++++ Material for this exercise
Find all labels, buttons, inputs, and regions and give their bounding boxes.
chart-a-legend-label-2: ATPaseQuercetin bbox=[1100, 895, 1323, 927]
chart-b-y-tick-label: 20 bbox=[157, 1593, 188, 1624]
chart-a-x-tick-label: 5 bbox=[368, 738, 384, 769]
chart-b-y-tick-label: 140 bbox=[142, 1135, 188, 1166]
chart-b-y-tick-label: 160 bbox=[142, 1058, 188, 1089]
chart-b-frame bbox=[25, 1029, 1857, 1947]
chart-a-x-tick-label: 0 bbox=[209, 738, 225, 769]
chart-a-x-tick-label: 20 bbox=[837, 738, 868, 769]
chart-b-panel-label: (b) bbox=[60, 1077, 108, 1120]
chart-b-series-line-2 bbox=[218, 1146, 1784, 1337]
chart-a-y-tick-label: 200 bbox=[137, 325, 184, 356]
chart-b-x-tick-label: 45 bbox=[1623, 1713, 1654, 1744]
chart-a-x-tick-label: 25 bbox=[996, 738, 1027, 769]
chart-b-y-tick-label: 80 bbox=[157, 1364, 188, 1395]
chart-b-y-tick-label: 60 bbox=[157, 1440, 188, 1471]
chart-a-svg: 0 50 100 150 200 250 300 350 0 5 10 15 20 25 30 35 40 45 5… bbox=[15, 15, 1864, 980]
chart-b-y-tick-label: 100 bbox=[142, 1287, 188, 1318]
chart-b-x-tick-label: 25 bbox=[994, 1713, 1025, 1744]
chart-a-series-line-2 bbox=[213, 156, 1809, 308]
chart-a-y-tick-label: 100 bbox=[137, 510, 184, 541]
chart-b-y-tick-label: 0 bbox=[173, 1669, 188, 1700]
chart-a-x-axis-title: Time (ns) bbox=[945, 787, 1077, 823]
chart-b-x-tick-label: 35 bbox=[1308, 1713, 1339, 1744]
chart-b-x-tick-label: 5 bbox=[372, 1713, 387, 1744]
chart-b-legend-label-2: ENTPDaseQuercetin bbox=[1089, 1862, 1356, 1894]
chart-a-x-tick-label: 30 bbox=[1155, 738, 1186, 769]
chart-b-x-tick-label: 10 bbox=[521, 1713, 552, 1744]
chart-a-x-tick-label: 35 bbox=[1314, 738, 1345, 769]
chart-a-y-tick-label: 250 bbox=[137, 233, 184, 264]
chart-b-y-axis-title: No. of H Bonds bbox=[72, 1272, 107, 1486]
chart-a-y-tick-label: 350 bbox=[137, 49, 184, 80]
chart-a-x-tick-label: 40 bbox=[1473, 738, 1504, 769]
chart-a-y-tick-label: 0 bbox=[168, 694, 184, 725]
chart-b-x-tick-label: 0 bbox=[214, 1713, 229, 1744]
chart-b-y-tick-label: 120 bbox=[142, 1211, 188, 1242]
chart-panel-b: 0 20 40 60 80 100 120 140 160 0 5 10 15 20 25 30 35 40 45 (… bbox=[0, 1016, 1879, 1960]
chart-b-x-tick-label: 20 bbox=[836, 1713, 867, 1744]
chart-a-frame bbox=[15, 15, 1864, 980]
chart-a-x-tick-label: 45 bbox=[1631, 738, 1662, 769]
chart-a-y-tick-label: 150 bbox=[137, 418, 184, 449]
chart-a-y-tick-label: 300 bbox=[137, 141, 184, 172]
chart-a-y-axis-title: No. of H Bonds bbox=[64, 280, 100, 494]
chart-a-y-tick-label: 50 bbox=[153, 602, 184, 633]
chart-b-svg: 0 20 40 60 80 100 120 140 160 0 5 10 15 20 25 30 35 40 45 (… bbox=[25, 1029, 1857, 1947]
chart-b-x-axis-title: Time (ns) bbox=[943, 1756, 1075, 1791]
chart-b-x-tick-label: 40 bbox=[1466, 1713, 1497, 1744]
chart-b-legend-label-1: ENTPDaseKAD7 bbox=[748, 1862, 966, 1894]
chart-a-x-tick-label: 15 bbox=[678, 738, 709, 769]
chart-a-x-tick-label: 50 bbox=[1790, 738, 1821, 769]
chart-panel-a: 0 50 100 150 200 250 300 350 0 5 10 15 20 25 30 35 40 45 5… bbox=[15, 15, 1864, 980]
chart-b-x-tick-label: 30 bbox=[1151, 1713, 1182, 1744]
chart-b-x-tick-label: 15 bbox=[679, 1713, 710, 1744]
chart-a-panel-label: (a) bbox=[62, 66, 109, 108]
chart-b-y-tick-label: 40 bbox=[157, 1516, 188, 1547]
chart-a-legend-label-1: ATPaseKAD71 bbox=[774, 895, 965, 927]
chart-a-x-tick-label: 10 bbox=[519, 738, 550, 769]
++++++++
Copy the data verbatim from its first line through the line containing "chart-a-svg: 0 50", including both of those lines.

Find all labels, buttons, inputs, and regions and give their bounding boxes.
chart-a-legend-label-2: ATPaseQuercetin bbox=[1100, 895, 1323, 927]
chart-b-y-tick-label: 20 bbox=[157, 1593, 188, 1624]
chart-a-x-tick-label: 5 bbox=[368, 738, 384, 769]
chart-b-y-tick-label: 140 bbox=[142, 1135, 188, 1166]
chart-b-y-tick-label: 160 bbox=[142, 1058, 188, 1089]
chart-b-frame bbox=[25, 1029, 1857, 1947]
chart-a-x-tick-label: 0 bbox=[209, 738, 225, 769]
chart-a-x-tick-label: 20 bbox=[837, 738, 868, 769]
chart-b-panel-label: (b) bbox=[60, 1077, 108, 1120]
chart-b-series-line-2 bbox=[218, 1146, 1784, 1337]
chart-a-y-tick-label: 200 bbox=[137, 325, 184, 356]
chart-b-x-tick-label: 45 bbox=[1623, 1713, 1654, 1744]
chart-a-x-tick-label: 25 bbox=[996, 738, 1027, 769]
chart-b-y-tick-label: 80 bbox=[157, 1364, 188, 1395]
chart-b-y-tick-label: 60 bbox=[157, 1440, 188, 1471]
chart-a-svg: 0 50 100 150 200 250 300 350 0 5 10 15 20 25 30 35 40 45 5… bbox=[15, 15, 1864, 980]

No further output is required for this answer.